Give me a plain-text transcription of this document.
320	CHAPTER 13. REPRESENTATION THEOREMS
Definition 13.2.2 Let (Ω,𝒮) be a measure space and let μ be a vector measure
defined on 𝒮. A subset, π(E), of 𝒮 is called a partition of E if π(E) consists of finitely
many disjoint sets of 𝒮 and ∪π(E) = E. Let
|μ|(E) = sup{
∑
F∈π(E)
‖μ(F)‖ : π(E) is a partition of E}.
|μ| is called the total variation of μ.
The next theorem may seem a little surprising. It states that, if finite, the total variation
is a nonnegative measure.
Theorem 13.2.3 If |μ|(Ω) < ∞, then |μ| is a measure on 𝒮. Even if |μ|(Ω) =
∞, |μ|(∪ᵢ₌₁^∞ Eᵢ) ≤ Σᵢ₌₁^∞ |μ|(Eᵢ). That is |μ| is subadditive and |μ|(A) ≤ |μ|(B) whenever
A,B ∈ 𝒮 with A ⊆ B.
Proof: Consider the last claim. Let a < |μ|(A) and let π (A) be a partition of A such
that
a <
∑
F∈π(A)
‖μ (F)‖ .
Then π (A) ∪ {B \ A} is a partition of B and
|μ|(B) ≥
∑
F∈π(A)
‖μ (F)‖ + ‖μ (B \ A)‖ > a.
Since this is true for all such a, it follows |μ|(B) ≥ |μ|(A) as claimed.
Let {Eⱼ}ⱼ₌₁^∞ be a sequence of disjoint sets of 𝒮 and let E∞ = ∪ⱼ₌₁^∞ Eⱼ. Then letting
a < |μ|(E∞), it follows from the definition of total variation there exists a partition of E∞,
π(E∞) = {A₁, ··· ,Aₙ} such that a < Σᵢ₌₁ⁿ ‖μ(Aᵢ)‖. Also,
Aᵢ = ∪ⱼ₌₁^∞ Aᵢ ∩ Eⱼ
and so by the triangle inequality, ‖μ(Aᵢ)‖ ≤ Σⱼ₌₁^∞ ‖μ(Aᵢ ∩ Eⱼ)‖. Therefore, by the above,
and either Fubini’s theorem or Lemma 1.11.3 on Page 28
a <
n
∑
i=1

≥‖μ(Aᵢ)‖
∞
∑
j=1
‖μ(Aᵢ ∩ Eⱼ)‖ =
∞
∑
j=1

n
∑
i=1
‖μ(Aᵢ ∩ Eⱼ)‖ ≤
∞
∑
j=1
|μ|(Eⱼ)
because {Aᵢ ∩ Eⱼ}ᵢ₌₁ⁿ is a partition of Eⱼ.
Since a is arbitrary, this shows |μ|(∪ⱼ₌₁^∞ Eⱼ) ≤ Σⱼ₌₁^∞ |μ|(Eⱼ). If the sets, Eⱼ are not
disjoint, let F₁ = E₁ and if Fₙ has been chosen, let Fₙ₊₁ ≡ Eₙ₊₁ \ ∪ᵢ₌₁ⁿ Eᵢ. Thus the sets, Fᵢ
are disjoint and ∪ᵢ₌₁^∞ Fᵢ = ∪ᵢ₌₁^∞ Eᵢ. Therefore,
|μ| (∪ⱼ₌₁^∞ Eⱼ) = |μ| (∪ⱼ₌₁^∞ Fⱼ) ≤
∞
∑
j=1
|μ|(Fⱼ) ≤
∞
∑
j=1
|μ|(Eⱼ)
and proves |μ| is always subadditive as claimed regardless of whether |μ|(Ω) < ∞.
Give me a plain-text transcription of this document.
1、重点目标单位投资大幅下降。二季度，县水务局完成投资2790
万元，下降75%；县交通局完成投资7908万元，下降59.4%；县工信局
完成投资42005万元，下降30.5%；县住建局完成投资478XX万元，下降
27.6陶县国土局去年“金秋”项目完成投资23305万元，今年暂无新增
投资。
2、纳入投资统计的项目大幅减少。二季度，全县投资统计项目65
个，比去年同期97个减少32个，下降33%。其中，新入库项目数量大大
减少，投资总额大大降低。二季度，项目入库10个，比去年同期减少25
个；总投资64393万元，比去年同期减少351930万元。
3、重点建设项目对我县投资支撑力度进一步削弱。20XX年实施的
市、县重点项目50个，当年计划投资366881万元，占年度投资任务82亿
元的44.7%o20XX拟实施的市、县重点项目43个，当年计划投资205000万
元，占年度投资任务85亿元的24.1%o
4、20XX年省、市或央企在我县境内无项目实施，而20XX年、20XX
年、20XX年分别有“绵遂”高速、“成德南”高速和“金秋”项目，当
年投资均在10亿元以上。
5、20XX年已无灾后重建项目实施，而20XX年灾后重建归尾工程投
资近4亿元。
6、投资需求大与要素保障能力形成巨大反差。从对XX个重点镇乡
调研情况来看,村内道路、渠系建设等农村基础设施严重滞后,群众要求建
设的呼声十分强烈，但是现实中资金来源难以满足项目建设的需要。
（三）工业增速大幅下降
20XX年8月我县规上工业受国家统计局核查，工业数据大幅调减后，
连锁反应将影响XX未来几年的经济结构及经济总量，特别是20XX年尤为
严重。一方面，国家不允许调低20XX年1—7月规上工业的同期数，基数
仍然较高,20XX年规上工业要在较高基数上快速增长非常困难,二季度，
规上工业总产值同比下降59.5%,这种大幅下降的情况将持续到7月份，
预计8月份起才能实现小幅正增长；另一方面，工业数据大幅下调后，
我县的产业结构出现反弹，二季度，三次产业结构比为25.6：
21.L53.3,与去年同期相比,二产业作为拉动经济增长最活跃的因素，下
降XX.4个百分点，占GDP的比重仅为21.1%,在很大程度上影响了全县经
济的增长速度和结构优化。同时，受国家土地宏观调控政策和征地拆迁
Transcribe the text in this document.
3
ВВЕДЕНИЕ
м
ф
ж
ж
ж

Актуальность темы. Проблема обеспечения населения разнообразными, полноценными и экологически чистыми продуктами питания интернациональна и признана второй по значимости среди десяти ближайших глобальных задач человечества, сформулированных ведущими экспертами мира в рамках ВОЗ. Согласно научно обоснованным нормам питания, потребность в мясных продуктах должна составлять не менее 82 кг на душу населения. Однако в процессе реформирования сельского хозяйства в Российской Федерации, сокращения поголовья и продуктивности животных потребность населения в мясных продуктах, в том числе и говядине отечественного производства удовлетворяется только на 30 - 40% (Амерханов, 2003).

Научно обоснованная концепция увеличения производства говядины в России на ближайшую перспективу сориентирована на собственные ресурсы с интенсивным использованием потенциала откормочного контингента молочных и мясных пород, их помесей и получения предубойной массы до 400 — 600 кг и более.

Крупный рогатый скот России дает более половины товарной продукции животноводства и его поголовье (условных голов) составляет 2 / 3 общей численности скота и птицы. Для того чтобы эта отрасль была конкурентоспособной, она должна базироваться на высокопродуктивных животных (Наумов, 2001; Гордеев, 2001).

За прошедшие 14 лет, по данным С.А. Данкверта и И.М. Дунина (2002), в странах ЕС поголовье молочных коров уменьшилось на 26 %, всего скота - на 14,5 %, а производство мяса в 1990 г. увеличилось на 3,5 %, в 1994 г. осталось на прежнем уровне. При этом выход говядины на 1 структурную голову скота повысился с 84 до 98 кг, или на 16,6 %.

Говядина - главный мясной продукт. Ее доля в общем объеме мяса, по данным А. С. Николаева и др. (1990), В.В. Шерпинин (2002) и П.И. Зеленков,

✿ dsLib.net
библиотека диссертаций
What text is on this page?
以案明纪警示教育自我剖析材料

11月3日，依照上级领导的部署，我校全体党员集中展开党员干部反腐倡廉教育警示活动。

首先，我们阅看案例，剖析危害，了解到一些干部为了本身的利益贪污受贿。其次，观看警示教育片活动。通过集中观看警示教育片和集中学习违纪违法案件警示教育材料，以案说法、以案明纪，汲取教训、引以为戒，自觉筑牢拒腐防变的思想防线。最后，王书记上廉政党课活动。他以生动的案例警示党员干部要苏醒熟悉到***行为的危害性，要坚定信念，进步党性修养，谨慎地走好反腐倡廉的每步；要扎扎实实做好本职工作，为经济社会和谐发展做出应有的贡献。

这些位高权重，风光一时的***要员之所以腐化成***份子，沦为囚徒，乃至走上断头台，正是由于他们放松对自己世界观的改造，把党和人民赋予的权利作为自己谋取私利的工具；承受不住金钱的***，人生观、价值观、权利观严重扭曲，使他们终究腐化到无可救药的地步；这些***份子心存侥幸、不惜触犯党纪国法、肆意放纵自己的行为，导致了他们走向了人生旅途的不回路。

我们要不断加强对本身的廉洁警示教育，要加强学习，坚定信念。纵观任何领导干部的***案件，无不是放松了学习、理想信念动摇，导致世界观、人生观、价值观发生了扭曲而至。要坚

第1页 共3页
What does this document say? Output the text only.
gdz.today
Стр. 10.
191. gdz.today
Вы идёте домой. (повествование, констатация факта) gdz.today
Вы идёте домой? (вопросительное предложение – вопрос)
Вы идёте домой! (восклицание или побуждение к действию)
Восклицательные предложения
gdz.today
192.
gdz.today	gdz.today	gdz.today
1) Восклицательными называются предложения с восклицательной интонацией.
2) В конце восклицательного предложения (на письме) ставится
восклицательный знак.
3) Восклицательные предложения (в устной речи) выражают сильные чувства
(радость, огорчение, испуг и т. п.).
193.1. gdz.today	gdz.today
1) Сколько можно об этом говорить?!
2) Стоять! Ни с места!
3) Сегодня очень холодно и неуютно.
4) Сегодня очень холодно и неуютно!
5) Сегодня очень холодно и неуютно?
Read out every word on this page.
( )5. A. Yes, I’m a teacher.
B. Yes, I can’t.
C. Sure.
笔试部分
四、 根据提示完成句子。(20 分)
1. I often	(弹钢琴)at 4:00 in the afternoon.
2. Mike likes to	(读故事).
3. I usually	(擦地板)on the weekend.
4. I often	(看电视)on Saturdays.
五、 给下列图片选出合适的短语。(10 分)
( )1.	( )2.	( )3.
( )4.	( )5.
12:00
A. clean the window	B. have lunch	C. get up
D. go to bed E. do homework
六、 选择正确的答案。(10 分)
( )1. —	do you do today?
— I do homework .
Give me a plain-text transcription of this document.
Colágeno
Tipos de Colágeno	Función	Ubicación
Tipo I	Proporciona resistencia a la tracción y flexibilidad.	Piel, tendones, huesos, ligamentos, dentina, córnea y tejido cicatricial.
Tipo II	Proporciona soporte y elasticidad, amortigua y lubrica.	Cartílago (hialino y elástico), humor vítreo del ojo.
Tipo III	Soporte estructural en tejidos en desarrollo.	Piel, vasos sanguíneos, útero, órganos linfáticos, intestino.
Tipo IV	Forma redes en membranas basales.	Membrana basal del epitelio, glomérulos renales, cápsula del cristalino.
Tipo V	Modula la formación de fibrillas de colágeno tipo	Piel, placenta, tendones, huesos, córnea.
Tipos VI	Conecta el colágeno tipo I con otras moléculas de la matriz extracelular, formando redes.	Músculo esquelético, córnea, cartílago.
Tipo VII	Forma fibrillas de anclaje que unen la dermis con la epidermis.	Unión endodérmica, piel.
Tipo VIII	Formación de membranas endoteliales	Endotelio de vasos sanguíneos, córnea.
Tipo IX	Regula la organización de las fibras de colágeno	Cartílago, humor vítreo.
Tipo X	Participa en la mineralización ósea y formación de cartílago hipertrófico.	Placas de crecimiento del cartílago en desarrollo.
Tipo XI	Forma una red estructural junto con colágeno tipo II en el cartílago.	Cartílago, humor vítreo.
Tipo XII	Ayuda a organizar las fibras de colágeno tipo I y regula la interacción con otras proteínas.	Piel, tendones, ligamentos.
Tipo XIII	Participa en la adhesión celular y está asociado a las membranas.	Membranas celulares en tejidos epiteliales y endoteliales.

□ □ □ □ □ □ □

- Given problem -
Find each line that has the word "более", then copy it out.

- Correct response -
Научно обоснованная концепция увеличения производства говядины в России на ближайшую перспективу сориентирована на собственные ресурсы с интенсивным использованием потенциала откормочного контингента молочных и мясных пород, их помесей и получения предубойной массы до 400 — 600 кг и более.
Крупный рогатый скот России дает более половины товарной продукции животноводства и его поголовье (условных голов) составляет 2 / 3 общей численности скота и птицы. Для того чтобы эта отрасль была конкурентоспособной, она должна базироваться на высокопродуктивных животных (Наумов, 2001; Гордеев, 2001).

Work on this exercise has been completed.